Short task:
Search the listing for "FirstDirSector" and copy every line where it appears.
============================================================
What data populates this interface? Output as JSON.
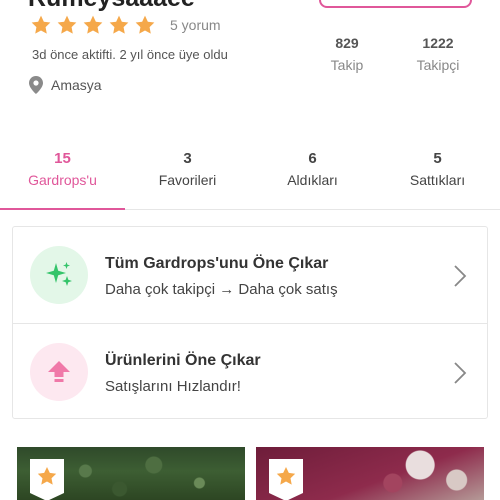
{
  "profile": {
    "username": "Rumeysaaaee",
    "rating_stars": 5,
    "review_count_text": "5 yorum",
    "activity_text": "3d önce aktifti. 2 yıl önce üye oldu",
    "location": "Amasya",
    "stats": {
      "following_count": "829",
      "following_label": "Takip",
      "followers_count": "1222",
      "followers_label": "Takipçi"
    }
  },
  "tabs": [
    {
      "count": "15",
      "label": "Gardrops'u",
      "active": true
    },
    {
      "count": "3",
      "label": "Favorileri",
      "active": false
    },
    {
      "count": "6",
      "label": "Aldıkları",
      "active": false
    },
    {
      "count": "5",
      "label": "Sattıkları",
      "active": false
    }
  ],
  "promos": [
    {
      "title": "Tüm Gardrops'unu Öne Çıkar",
      "subtitle": "Daha çok takipçi → Daha çok satış",
      "icon": "sparkle-icon"
    },
    {
      "title": "Ürünlerini Öne Çıkar",
      "subtitle": "Satışlarını Hızlandır!",
      "icon": "arrow-up-icon"
    }
  ],
  "products": [
    {
      "badge_icon": "star-badge-icon"
    },
    {
      "badge_icon": "star-badge-icon"
    }
  ],
  "colors": {
    "accent": "#e0579a",
    "star": "#f5a84a",
    "sparkle_green": "#34c46a",
    "arrow_pink": "#f078a8"
  }
}
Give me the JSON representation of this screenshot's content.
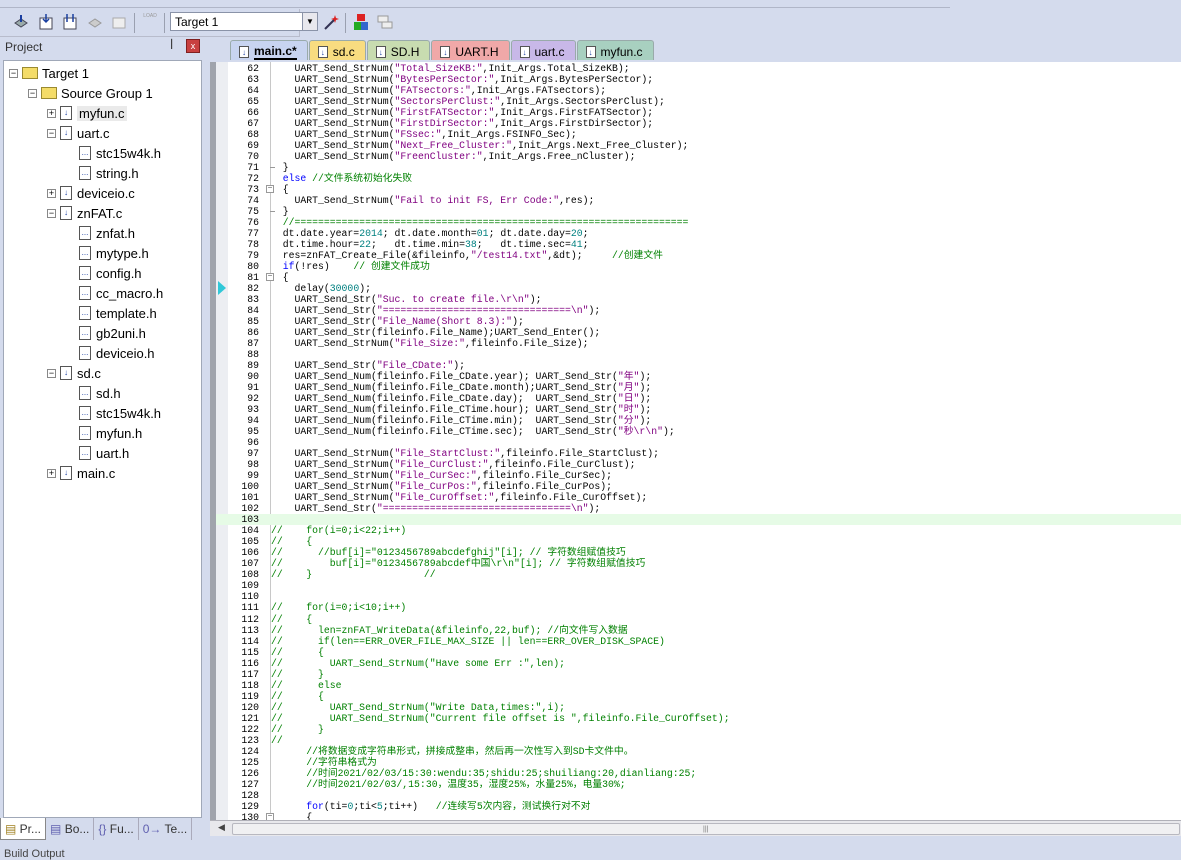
{
  "toolbar": {
    "target_select": "Target 1",
    "icons": [
      "translate-icon",
      "build-icon",
      "rebuild-icon",
      "batch-build-icon",
      "stop-build-icon",
      "download-icon",
      "target-options-icon",
      "manage-components-icon",
      "select-packs-icon"
    ],
    "load_label": "LOAD"
  },
  "project_panel": {
    "title": "Project",
    "tree": [
      {
        "label": "Target 1",
        "depth": 0,
        "kind": "target",
        "expander": "-"
      },
      {
        "label": "Source Group 1",
        "depth": 1,
        "kind": "group",
        "expander": "-"
      },
      {
        "label": "myfun.c",
        "depth": 2,
        "kind": "c",
        "expander": "+",
        "selected": true
      },
      {
        "label": "uart.c",
        "depth": 2,
        "kind": "c",
        "expander": "-"
      },
      {
        "label": "stc15w4k.h",
        "depth": 3,
        "kind": "h"
      },
      {
        "label": "string.h",
        "depth": 3,
        "kind": "h"
      },
      {
        "label": "deviceio.c",
        "depth": 2,
        "kind": "c",
        "expander": "+"
      },
      {
        "label": "znFAT.c",
        "depth": 2,
        "kind": "c",
        "expander": "-"
      },
      {
        "label": "znfat.h",
        "depth": 3,
        "kind": "h"
      },
      {
        "label": "mytype.h",
        "depth": 3,
        "kind": "h"
      },
      {
        "label": "config.h",
        "depth": 3,
        "kind": "h"
      },
      {
        "label": "cc_macro.h",
        "depth": 3,
        "kind": "h"
      },
      {
        "label": "template.h",
        "depth": 3,
        "kind": "h"
      },
      {
        "label": "gb2uni.h",
        "depth": 3,
        "kind": "h"
      },
      {
        "label": "deviceio.h",
        "depth": 3,
        "kind": "h"
      },
      {
        "label": "sd.c",
        "depth": 2,
        "kind": "c",
        "expander": "-"
      },
      {
        "label": "sd.h",
        "depth": 3,
        "kind": "h"
      },
      {
        "label": "stc15w4k.h",
        "depth": 3,
        "kind": "h"
      },
      {
        "label": "myfun.h",
        "depth": 3,
        "kind": "h"
      },
      {
        "label": "uart.h",
        "depth": 3,
        "kind": "h"
      },
      {
        "label": "main.c",
        "depth": 2,
        "kind": "c",
        "expander": "+"
      }
    ],
    "bottom_tabs": [
      {
        "label": "Pr...",
        "icon": "project-icon",
        "active": true
      },
      {
        "label": "Bo...",
        "icon": "books-icon"
      },
      {
        "label": "Fu...",
        "icon": "functions-icon",
        "glyph": "{}"
      },
      {
        "label": "Te...",
        "icon": "templates-icon",
        "glyph": "0→"
      }
    ]
  },
  "build_output_label": "Build Output",
  "editor": {
    "tabs": [
      {
        "label": "main.c*",
        "color": "#c8d4f0",
        "active": true
      },
      {
        "label": "sd.c",
        "color": "#f8dc80"
      },
      {
        "label": "SD.H",
        "color": "#c8dcb0"
      },
      {
        "label": "UART.H",
        "color": "#f0a8a8"
      },
      {
        "label": "uart.c",
        "color": "#c8b8e8"
      },
      {
        "label": "myfun.c",
        "color": "#a8d0c0"
      }
    ],
    "current_line": 82,
    "highlight_line": 103,
    "first_line": 62,
    "fold_open_lines": [
      73,
      81,
      130
    ],
    "fold_end_lines": [
      71,
      75
    ],
    "lines": [
      [
        [
          "p",
          "    UART_Send_StrNum("
        ],
        [
          "s",
          "\"Total_SizeKB:\""
        ],
        [
          "p",
          ",Init_Args.Total_SizeKB);"
        ]
      ],
      [
        [
          "p",
          "    UART_Send_StrNum("
        ],
        [
          "s",
          "\"BytesPerSector:\""
        ],
        [
          "p",
          ",Init_Args.BytesPerSector);"
        ]
      ],
      [
        [
          "p",
          "    UART_Send_StrNum("
        ],
        [
          "s",
          "\"FATsectors:\""
        ],
        [
          "p",
          ",Init_Args.FATsectors);"
        ]
      ],
      [
        [
          "p",
          "    UART_Send_StrNum("
        ],
        [
          "s",
          "\"SectorsPerClust:\""
        ],
        [
          "p",
          ",Init_Args.SectorsPerClust);"
        ]
      ],
      [
        [
          "p",
          "    UART_Send_StrNum("
        ],
        [
          "s",
          "\"FirstFATSector:\""
        ],
        [
          "p",
          ",Init_Args.FirstFATSector);"
        ]
      ],
      [
        [
          "p",
          "    UART_Send_StrNum("
        ],
        [
          "s",
          "\"FirstDirSector:\""
        ],
        [
          "p",
          ",Init_Args.FirstDirSector);"
        ]
      ],
      [
        [
          "p",
          "    UART_Send_StrNum("
        ],
        [
          "s",
          "\"FSsec:\""
        ],
        [
          "p",
          ",Init_Args.FSINFO_Sec);"
        ]
      ],
      [
        [
          "p",
          "    UART_Send_StrNum("
        ],
        [
          "s",
          "\"Next_Free_Cluster:\""
        ],
        [
          "p",
          ",Init_Args.Next_Free_Cluster);"
        ]
      ],
      [
        [
          "p",
          "    UART_Send_StrNum("
        ],
        [
          "s",
          "\"FreenCluster:\""
        ],
        [
          "p",
          ",Init_Args.Free_nCluster);"
        ]
      ],
      [
        [
          "p",
          "  }"
        ]
      ],
      [
        [
          "k",
          "  else"
        ],
        [
          "c",
          " //文件系统初始化失败"
        ]
      ],
      [
        [
          "p",
          "  {"
        ]
      ],
      [
        [
          "p",
          "    UART_Send_StrNum("
        ],
        [
          "s",
          "\"Fail to init FS, Err Code:\""
        ],
        [
          "p",
          ",res);"
        ]
      ],
      [
        [
          "p",
          "  }"
        ]
      ],
      [
        [
          "c",
          "  //==================================================================="
        ]
      ],
      [
        [
          "p",
          "  dt.date.year="
        ],
        [
          "n",
          "2014"
        ],
        [
          "p",
          "; dt.date.month="
        ],
        [
          "n",
          "01"
        ],
        [
          "p",
          "; dt.date.day="
        ],
        [
          "n",
          "20"
        ],
        [
          "p",
          ";"
        ]
      ],
      [
        [
          "p",
          "  dt.time.hour="
        ],
        [
          "n",
          "22"
        ],
        [
          "p",
          ";   dt.time.min="
        ],
        [
          "n",
          "38"
        ],
        [
          "p",
          ";   dt.time.sec="
        ],
        [
          "n",
          "41"
        ],
        [
          "p",
          ";"
        ]
      ],
      [
        [
          "p",
          "  res=znFAT_Create_File(&fileinfo,"
        ],
        [
          "s",
          "\"/test14.txt\""
        ],
        [
          "p",
          ",&dt);     "
        ],
        [
          "c",
          "//创建文件"
        ]
      ],
      [
        [
          "k",
          "  if"
        ],
        [
          "p",
          "(!res)    "
        ],
        [
          "c",
          "// 创建文件成功"
        ]
      ],
      [
        [
          "p",
          "  {"
        ]
      ],
      [
        [
          "p",
          "    delay("
        ],
        [
          "n",
          "30000"
        ],
        [
          "p",
          ");"
        ]
      ],
      [
        [
          "p",
          "    UART_Send_Str("
        ],
        [
          "s",
          "\"Suc. to create file.\\r\\n\""
        ],
        [
          "p",
          ");"
        ]
      ],
      [
        [
          "p",
          "    UART_Send_Str("
        ],
        [
          "s",
          "\"================================\\n\""
        ],
        [
          "p",
          ");"
        ]
      ],
      [
        [
          "p",
          "    UART_Send_Str("
        ],
        [
          "s",
          "\"File_Name(Short 8.3):\""
        ],
        [
          "p",
          ");"
        ]
      ],
      [
        [
          "p",
          "    UART_Send_Str(fileinfo.File_Name);UART_Send_Enter();"
        ]
      ],
      [
        [
          "p",
          "    UART_Send_StrNum("
        ],
        [
          "s",
          "\"File_Size:\""
        ],
        [
          "p",
          ",fileinfo.File_Size);"
        ]
      ],
      [
        [
          "p",
          ""
        ]
      ],
      [
        [
          "p",
          "    UART_Send_Str("
        ],
        [
          "s",
          "\"File_CDate:\""
        ],
        [
          "p",
          ");"
        ]
      ],
      [
        [
          "p",
          "    UART_Send_Num(fileinfo.File_CDate.year); UART_Send_Str("
        ],
        [
          "s",
          "\"年\""
        ],
        [
          "p",
          ");"
        ]
      ],
      [
        [
          "p",
          "    UART_Send_Num(fileinfo.File_CDate.month);UART_Send_Str("
        ],
        [
          "s",
          "\"月\""
        ],
        [
          "p",
          ");"
        ]
      ],
      [
        [
          "p",
          "    UART_Send_Num(fileinfo.File_CDate.day);  UART_Send_Str("
        ],
        [
          "s",
          "\"日\""
        ],
        [
          "p",
          ");"
        ]
      ],
      [
        [
          "p",
          "    UART_Send_Num(fileinfo.File_CTime.hour); UART_Send_Str("
        ],
        [
          "s",
          "\"时\""
        ],
        [
          "p",
          ");"
        ]
      ],
      [
        [
          "p",
          "    UART_Send_Num(fileinfo.File_CTime.min);  UART_Send_Str("
        ],
        [
          "s",
          "\"分\""
        ],
        [
          "p",
          ");"
        ]
      ],
      [
        [
          "p",
          "    UART_Send_Num(fileinfo.File_CTime.sec);  UART_Send_Str("
        ],
        [
          "s",
          "\"秒\\r\\n\""
        ],
        [
          "p",
          ");"
        ]
      ],
      [
        [
          "p",
          ""
        ]
      ],
      [
        [
          "p",
          "    UART_Send_StrNum("
        ],
        [
          "s",
          "\"File_StartClust:\""
        ],
        [
          "p",
          ",fileinfo.File_StartClust);"
        ]
      ],
      [
        [
          "p",
          "    UART_Send_StrNum("
        ],
        [
          "s",
          "\"File_CurClust:\""
        ],
        [
          "p",
          ",fileinfo.File_CurClust);"
        ]
      ],
      [
        [
          "p",
          "    UART_Send_StrNum("
        ],
        [
          "s",
          "\"File_CurSec:\""
        ],
        [
          "p",
          ",fileinfo.File_CurSec);"
        ]
      ],
      [
        [
          "p",
          "    UART_Send_StrNum("
        ],
        [
          "s",
          "\"File_CurPos:\""
        ],
        [
          "p",
          ",fileinfo.File_CurPos);"
        ]
      ],
      [
        [
          "p",
          "    UART_Send_StrNum("
        ],
        [
          "s",
          "\"File_CurOffset:\""
        ],
        [
          "p",
          ",fileinfo.File_CurOffset);"
        ]
      ],
      [
        [
          "p",
          "    UART_Send_Str("
        ],
        [
          "s",
          "\"================================\\n\""
        ],
        [
          "p",
          ");"
        ]
      ],
      [
        [
          "p",
          ""
        ]
      ],
      [
        [
          "c",
          "//    for(i=0;i<22;i++)"
        ]
      ],
      [
        [
          "c",
          "//    {"
        ]
      ],
      [
        [
          "c",
          "//      //buf[i]=\"0123456789abcdefghij\"[i]; // 字符数组赋值技巧"
        ]
      ],
      [
        [
          "c",
          "//        buf[i]=\"0123456789abcdef中国\\r\\n\"[i]; // 字符数组赋值技巧"
        ]
      ],
      [
        [
          "c",
          "//    }                   //"
        ]
      ],
      [
        [
          "p",
          ""
        ]
      ],
      [
        [
          "p",
          ""
        ]
      ],
      [
        [
          "c",
          "//    for(i=0;i<10;i++)"
        ]
      ],
      [
        [
          "c",
          "//    {"
        ]
      ],
      [
        [
          "c",
          "//      len=znFAT_WriteData(&fileinfo,22,buf); //向文件写入数据"
        ]
      ],
      [
        [
          "c",
          "//      if(len==ERR_OVER_FILE_MAX_SIZE || len==ERR_OVER_DISK_SPACE)"
        ]
      ],
      [
        [
          "c",
          "//      {"
        ]
      ],
      [
        [
          "c",
          "//        UART_Send_StrNum(\"Have some Err :\",len);"
        ]
      ],
      [
        [
          "c",
          "//      }"
        ]
      ],
      [
        [
          "c",
          "//      else"
        ]
      ],
      [
        [
          "c",
          "//      {"
        ]
      ],
      [
        [
          "c",
          "//        UART_Send_StrNum(\"Write Data,times:\",i);"
        ]
      ],
      [
        [
          "c",
          "//        UART_Send_StrNum(\"Current file offset is \",fileinfo.File_CurOffset);"
        ]
      ],
      [
        [
          "c",
          "//      }"
        ]
      ],
      [
        [
          "c",
          "//"
        ]
      ],
      [
        [
          "c",
          "      //将数据变成字符串形式，拼接成整串，然后再一次性写入到SD卡文件中。"
        ]
      ],
      [
        [
          "c",
          "      //字符串格式为"
        ]
      ],
      [
        [
          "c",
          "      //时间2021/02/03/15:30:wendu:35;shidu:25;shuiliang:20,dianliang:25;"
        ]
      ],
      [
        [
          "c",
          "      //时间2021/02/03/,15:30，温度35，湿度25%，水量25%，电量30%;"
        ]
      ],
      [
        [
          "p",
          ""
        ]
      ],
      [
        [
          "k",
          "      for"
        ],
        [
          "p",
          "(ti="
        ],
        [
          "n",
          "0"
        ],
        [
          "p",
          ";ti<"
        ],
        [
          "n",
          "5"
        ],
        [
          "p",
          ";ti++)   "
        ],
        [
          "c",
          "//连续写5次内容，测试换行对不对"
        ]
      ],
      [
        [
          "p",
          "      {"
        ]
      ]
    ]
  },
  "colors": {
    "keyword": "#0000ff",
    "string": "#800080",
    "number": "#008080",
    "comment": "#008000",
    "current_line_bg": "#e6fbe6",
    "accent": "#d4dbed"
  }
}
============================================================
Task result:
          "\"FirstDirSector:\""
          ",Init_Args.FirstDirSector);"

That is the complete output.